## START Input for this task

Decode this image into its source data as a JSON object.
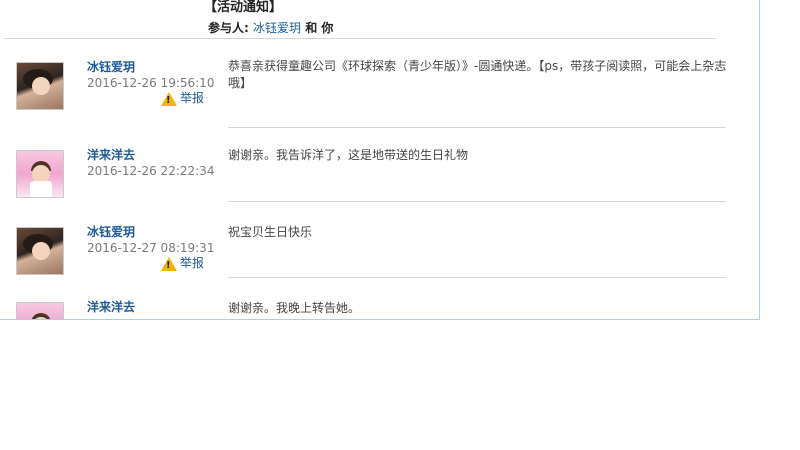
{
  "header": {
    "title": "【活动通知】",
    "participants_prefix": "参与人:",
    "participant_user": "冰钰爱玥",
    "participants_suffix": "和 你"
  },
  "messages": [
    {
      "user": "冰钰爱玥",
      "time": "2016-12-26 19:56:10",
      "report_label": "举报",
      "text": "恭喜亲获得童趣公司《环球探索（青少年版）》-圆通快递。【ps，带孩子阅读照，可能会上杂志哦】"
    },
    {
      "user": "洋来洋去",
      "time": "2016-12-26 22:22:34",
      "text": "谢谢亲。我告诉洋了，这是地带送的生日礼物"
    },
    {
      "user": "冰钰爱玥",
      "time": "2016-12-27 08:19:31",
      "report_label": "举报",
      "text": "祝宝贝生日快乐"
    },
    {
      "user": "洋来洋去",
      "time": "",
      "text": "谢谢亲。我晚上转告她。"
    }
  ],
  "icons": {
    "report": "warning-icon"
  },
  "colors": {
    "link": "#1d5b98",
    "border": "#aacfe6",
    "warning": "#f2b705"
  }
}
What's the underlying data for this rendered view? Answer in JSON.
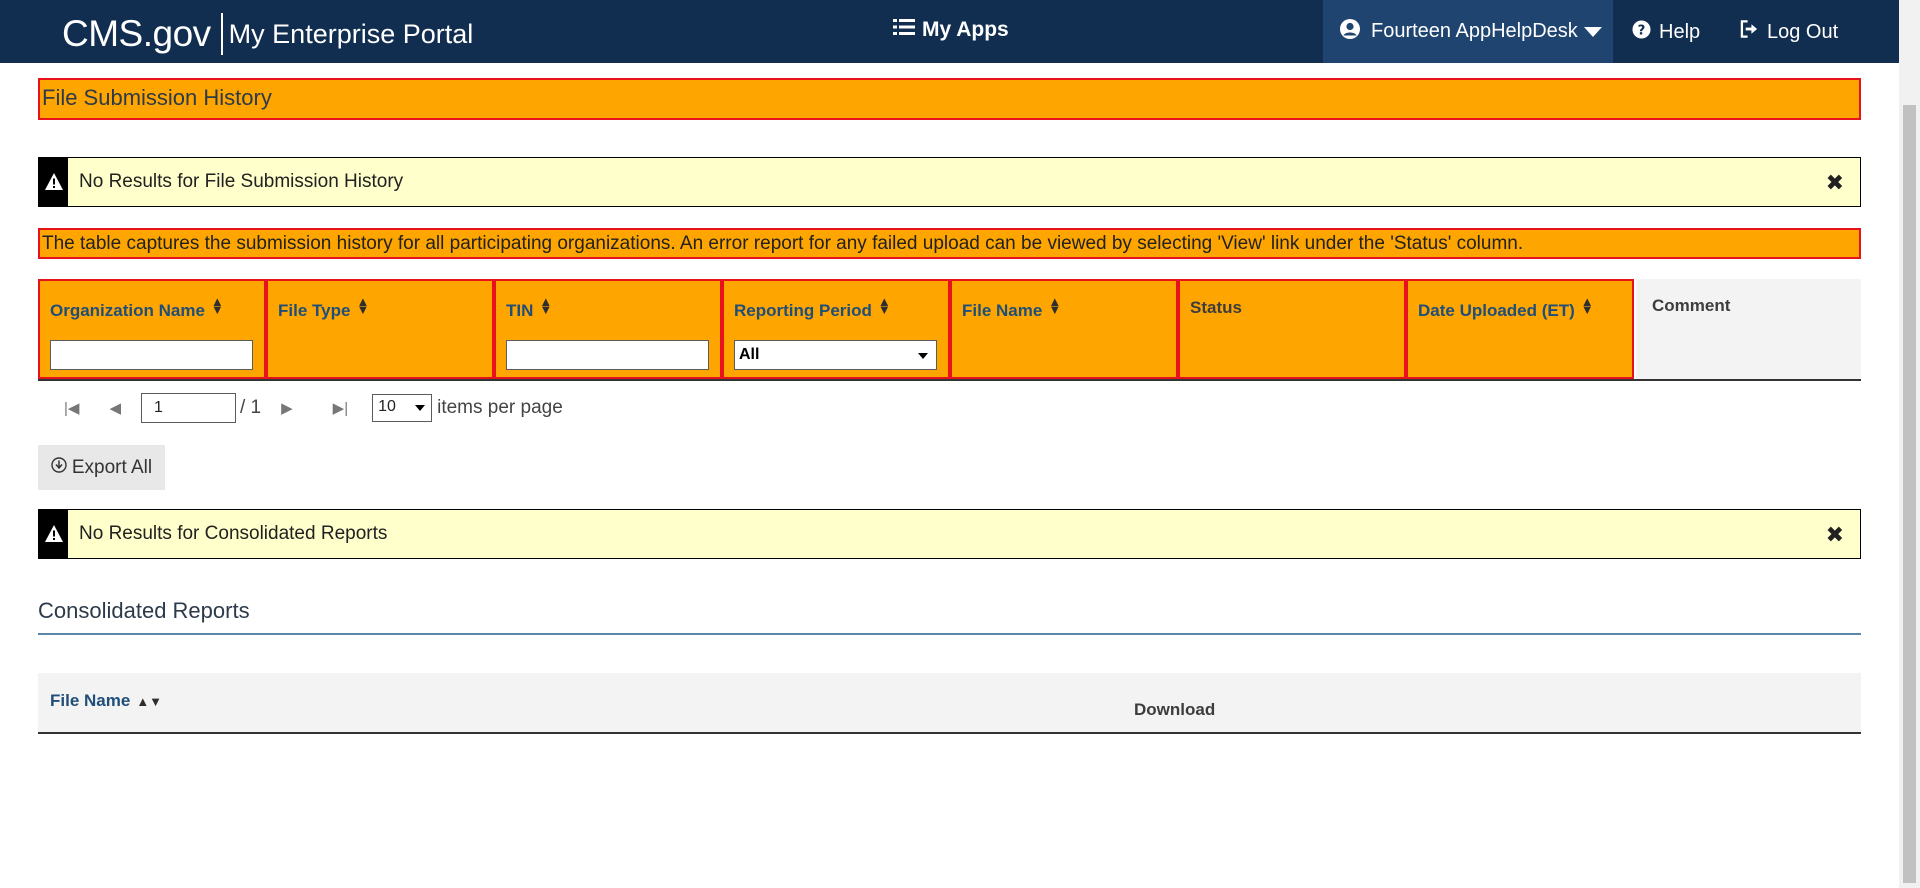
{
  "header": {
    "brand_cms": "CMS",
    "brand_gov": ".gov",
    "brand_portal": "My Enterprise Portal",
    "my_apps": "My Apps",
    "user": "Fourteen AppHelpDesk",
    "help": "Help",
    "logout": "Log Out"
  },
  "page": {
    "title": "File Submission History",
    "no_results_alert": "No Results for File Submission History",
    "info": "The table captures the submission history for all participating organizations. An error report for any failed upload can be viewed by selecting 'View' link under the 'Status' column."
  },
  "table": {
    "columns": {
      "org_name": "Organization Name",
      "file_type": "File Type",
      "tin": "TIN",
      "reporting_period": "Reporting Period",
      "file_name": "File Name",
      "status": "Status",
      "date_uploaded": "Date Uploaded (ET)",
      "comment": "Comment"
    },
    "filters": {
      "org_name": "",
      "tin": "",
      "reporting_period": "All"
    }
  },
  "pager": {
    "current_page": "1",
    "total": "/ 1",
    "page_size": "10",
    "items_per_page": "items per page"
  },
  "export_label": "Export All",
  "consolidated": {
    "alert": "No Results for Consolidated Reports",
    "title": "Consolidated Reports",
    "col_file_name": "File Name",
    "col_download": "Download"
  },
  "colors": {
    "nav_bg": "#112e51",
    "highlight": "#ffa500",
    "highlight_border": "#e8121d",
    "alert_bg": "#ffffcc",
    "link": "#1f4e79"
  }
}
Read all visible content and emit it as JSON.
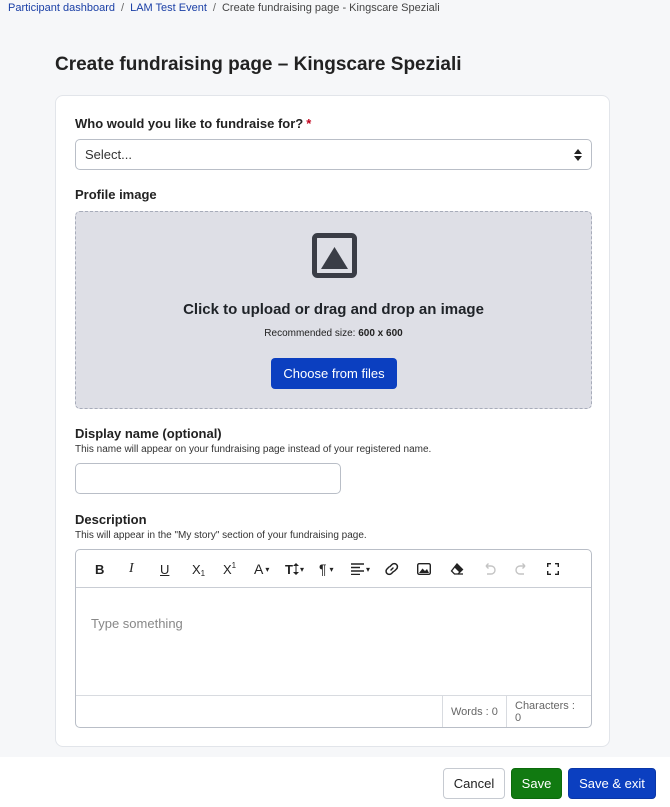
{
  "breadcrumb": {
    "items": [
      "Participant dashboard",
      "LAM Test Event"
    ],
    "separator": "/",
    "current": "Create fundraising page - Kingscare Speziali"
  },
  "page_title": "Create fundraising page – Kingscare Speziali",
  "fundraise_for": {
    "label": "Who would you like to fundraise for?",
    "required_mark": "*",
    "selected": "Select..."
  },
  "profile_image": {
    "label": "Profile image",
    "title": "Click to upload or drag and drop an image",
    "recommended_prefix": "Recommended size:",
    "recommended_size": "600 x 600",
    "choose_button": "Choose from files",
    "icon": "image-icon"
  },
  "display_name": {
    "label": "Display name (optional)",
    "hint": "This name will appear on your fundraising page instead of your registered name.",
    "value": ""
  },
  "description": {
    "label": "Description",
    "hint": "This will appear in the \"My story\" section of your fundraising page.",
    "placeholder": "Type something",
    "toolbar": {
      "bold": "B",
      "italic": "I",
      "underline": "U",
      "subscript_base": "X",
      "subscript_mark": "1",
      "superscript_base": "X",
      "superscript_mark": "1",
      "font_color": "A",
      "font_size": "T",
      "paragraph": "¶",
      "dropdown_caret": "▾"
    },
    "words_label": "Words : 0",
    "characters_label": "Characters : 0"
  },
  "actions": {
    "cancel": "Cancel",
    "save": "Save",
    "save_exit": "Save & exit"
  },
  "colors": {
    "primary": "#0b3fc0",
    "success": "#117a11",
    "required": "#c0001b"
  }
}
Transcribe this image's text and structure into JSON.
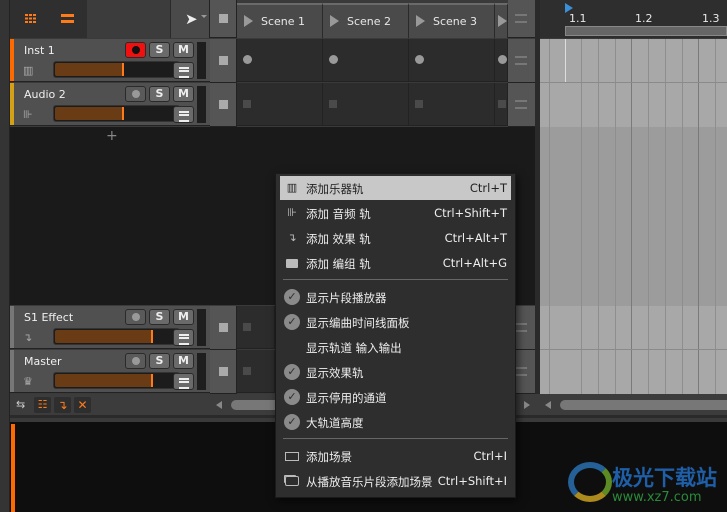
{
  "header": {
    "view_icons": [
      "grid-icon",
      "list-icon"
    ],
    "tool": "pointer-icon"
  },
  "scenes": [
    "Scene 1",
    "Scene 2",
    "Scene 3"
  ],
  "tracks": [
    {
      "name": "Inst 1",
      "color": "#ff6a00",
      "icon": "piano-icon",
      "armed": true,
      "solo": "S",
      "mute": "M",
      "volume": 0.55
    },
    {
      "name": "Audio 2",
      "color": "#d4a017",
      "icon": "waveform-icon",
      "armed": false,
      "solo": "S",
      "mute": "M",
      "volume": 0.55
    }
  ],
  "fx_tracks": [
    {
      "name": "S1 Effect",
      "icon": "return-arrow-icon",
      "solo": "S",
      "mute": "M",
      "volume": 0.78
    },
    {
      "name": "Master",
      "icon": "crown-icon",
      "solo": "S",
      "mute": "M",
      "volume": 0.78
    }
  ],
  "add_track": "+",
  "ruler": {
    "labels": [
      "1.1",
      "1.2",
      "1.3"
    ]
  },
  "context_menu": {
    "add_items": [
      {
        "icon": "piano-icon",
        "label": "添加乐器轨",
        "shortcut": "Ctrl+T",
        "highlighted": true
      },
      {
        "icon": "waveform-icon",
        "label": "添加 音频 轨",
        "shortcut": "Ctrl+Shift+T"
      },
      {
        "icon": "return-arrow-icon",
        "label": "添加 效果 轨",
        "shortcut": "Ctrl+Alt+T"
      },
      {
        "icon": "folder-icon",
        "label": "添加 编组 轨",
        "shortcut": "Ctrl+Alt+G"
      }
    ],
    "toggle_items": [
      {
        "label": "显示片段播放器",
        "checked": true
      },
      {
        "label": "显示编曲时间线面板",
        "checked": true
      },
      {
        "label": "显示轨道 输入输出",
        "checked": false
      },
      {
        "label": "显示效果轨",
        "checked": true
      },
      {
        "label": "显示停用的通道",
        "checked": true
      },
      {
        "label": "大轨道高度",
        "checked": true
      }
    ],
    "scene_items": [
      {
        "icon": "scene-icon",
        "label": "添加场景",
        "shortcut": "Ctrl+I"
      },
      {
        "icon": "scene-from-clips-icon",
        "label": "从播放音乐片段添加场景",
        "shortcut": "Ctrl+Shift+I"
      }
    ]
  },
  "watermark": {
    "text": "极光下载站",
    "url": "www.xz7.com"
  },
  "colors": {
    "accent": "#ff7b1a",
    "record": "#f01010",
    "playhead": "#3a8fd8"
  }
}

## END Input for this task

Aim: From the data above, write out everything exactly except the pictures.

Reply:
Decode this image into its source data as a JSON object.
{
  "header": {
    "title": "【活动通知】",
    "participants_prefix": "参与人:",
    "participant_user": "冰钰爱玥",
    "participants_suffix": "和 你"
  },
  "messages": [
    {
      "user": "冰钰爱玥",
      "time": "2016-12-26 19:56:10",
      "report_label": "举报",
      "text": "恭喜亲获得童趣公司《环球探索（青少年版）》-圆通快递。【ps，带孩子阅读照，可能会上杂志哦】"
    },
    {
      "user": "洋来洋去",
      "time": "2016-12-26 22:22:34",
      "text": "谢谢亲。我告诉洋了，这是地带送的生日礼物"
    },
    {
      "user": "冰钰爱玥",
      "time": "2016-12-27 08:19:31",
      "report_label": "举报",
      "text": "祝宝贝生日快乐"
    },
    {
      "user": "洋来洋去",
      "time": "",
      "text": "谢谢亲。我晚上转告她。"
    }
  ],
  "icons": {
    "report": "warning-icon"
  },
  "colors": {
    "link": "#1d5b98",
    "border": "#aacfe6",
    "warning": "#f2b705"
  }
}
What's the underlying data for this rendered view? Answer in JSON.
{
  "header": {
    "brand_cms": "CMS",
    "brand_gov": ".gov",
    "brand_portal": "My Enterprise Portal",
    "my_apps": "My Apps",
    "user": "Fourteen AppHelpDesk",
    "help": "Help",
    "logout": "Log Out"
  },
  "page": {
    "title": "File Submission History",
    "no_results_alert": "No Results for File Submission History",
    "info": "The table captures the submission history for all participating organizations. An error report for any failed upload can be viewed by selecting 'View' link under the 'Status' column."
  },
  "table": {
    "columns": {
      "org_name": "Organization Name",
      "file_type": "File Type",
      "tin": "TIN",
      "reporting_period": "Reporting Period",
      "file_name": "File Name",
      "status": "Status",
      "date_uploaded": "Date Uploaded (ET)",
      "comment": "Comment"
    },
    "filters": {
      "org_name": "",
      "tin": "",
      "reporting_period": "All"
    }
  },
  "pager": {
    "current_page": "1",
    "total": "/ 1",
    "page_size": "10",
    "items_per_page": "items per page"
  },
  "export_label": "Export All",
  "consolidated": {
    "alert": "No Results for Consolidated Reports",
    "title": "Consolidated Reports",
    "col_file_name": "File Name",
    "col_download": "Download"
  },
  "colors": {
    "nav_bg": "#112e51",
    "highlight": "#ffa500",
    "highlight_border": "#e8121d",
    "alert_bg": "#ffffcc",
    "link": "#1f4e79"
  }
}
Read all visible content and emit it as JSON.
{
  "breadcrumb": {
    "items": [
      "Participant dashboard",
      "LAM Test Event"
    ],
    "separator": "/",
    "current": "Create fundraising page - Kingscare Speziali"
  },
  "page_title": "Create fundraising page – Kingscare Speziali",
  "fundraise_for": {
    "label": "Who would you like to fundraise for?",
    "required_mark": "*",
    "selected": "Select..."
  },
  "profile_image": {
    "label": "Profile image",
    "title": "Click to upload or drag and drop an image",
    "recommended_prefix": "Recommended size:",
    "recommended_size": "600 x 600",
    "choose_button": "Choose from files",
    "icon": "image-icon"
  },
  "display_name": {
    "label": "Display name (optional)",
    "hint": "This name will appear on your fundraising page instead of your registered name.",
    "value": ""
  },
  "description": {
    "label": "Description",
    "hint": "This will appear in the \"My story\" section of your fundraising page.",
    "placeholder": "Type something",
    "toolbar": {
      "bold": "B",
      "italic": "I",
      "underline": "U",
      "subscript_base": "X",
      "subscript_mark": "1",
      "superscript_base": "X",
      "superscript_mark": "1",
      "font_color": "A",
      "font_size": "T",
      "paragraph": "¶",
      "dropdown_caret": "▾"
    },
    "words_label": "Words : 0",
    "characters_label": "Characters : 0"
  },
  "actions": {
    "cancel": "Cancel",
    "save": "Save",
    "save_exit": "Save & exit"
  },
  "colors": {
    "primary": "#0b3fc0",
    "success": "#117a11",
    "required": "#c0001b"
  }
}
Transcribe this image's text and structure into JSON.
{
  "header": {
    "view_icons": [
      "grid-icon",
      "list-icon"
    ],
    "tool": "pointer-icon"
  },
  "scenes": [
    "Scene 1",
    "Scene 2",
    "Scene 3"
  ],
  "tracks": [
    {
      "name": "Inst 1",
      "color": "#ff6a00",
      "icon": "piano-icon",
      "armed": true,
      "solo": "S",
      "mute": "M",
      "volume": 0.55
    },
    {
      "name": "Audio 2",
      "color": "#d4a017",
      "icon": "waveform-icon",
      "armed": false,
      "solo": "S",
      "mute": "M",
      "volume": 0.55
    }
  ],
  "fx_tracks": [
    {
      "name": "S1 Effect",
      "icon": "return-arrow-icon",
      "solo": "S",
      "mute": "M",
      "volume": 0.78
    },
    {
      "name": "Master",
      "icon": "crown-icon",
      "solo": "S",
      "mute": "M",
      "volume": 0.78
    }
  ],
  "add_track": "+",
  "ruler": {
    "labels": [
      "1.1",
      "1.2",
      "1.3"
    ]
  },
  "context_menu": {
    "add_items": [
      {
        "icon": "piano-icon",
        "label": "添加乐器轨",
        "shortcut": "Ctrl+T",
        "highlighted": true
      },
      {
        "icon": "waveform-icon",
        "label": "添加 音频 轨",
        "shortcut": "Ctrl+Shift+T"
      },
      {
        "icon": "return-arrow-icon",
        "label": "添加 效果 轨",
        "shortcut": "Ctrl+Alt+T"
      },
      {
        "icon": "folder-icon",
        "label": "添加 编组 轨",
        "shortcut": "Ctrl+Alt+G"
      }
    ],
    "toggle_items": [
      {
        "label": "显示片段播放器",
        "checked": true
      },
      {
        "label": "显示编曲时间线面板",
        "checked": true
      },
      {
        "label": "显示轨道 输入输出",
        "checked": false
      },
      {
        "label": "显示效果轨",
        "checked": true
      },
      {
        "label": "显示停用的通道",
        "checked": true
      },
      {
        "label": "大轨道高度",
        "checked": true
      }
    ],
    "scene_items": [
      {
        "icon": "scene-icon",
        "label": "添加场景",
        "shortcut": "Ctrl+I"
      },
      {
        "icon": "scene-from-clips-icon",
        "label": "从播放音乐片段添加场景",
        "shortcut": "Ctrl+Shift+I"
      }
    ]
  },
  "watermark": {
    "text": "极光下载站",
    "url": "www.xz7.com"
  },
  "colors": {
    "accent": "#ff7b1a",
    "record": "#f01010",
    "playhead": "#3a8fd8"
  }
}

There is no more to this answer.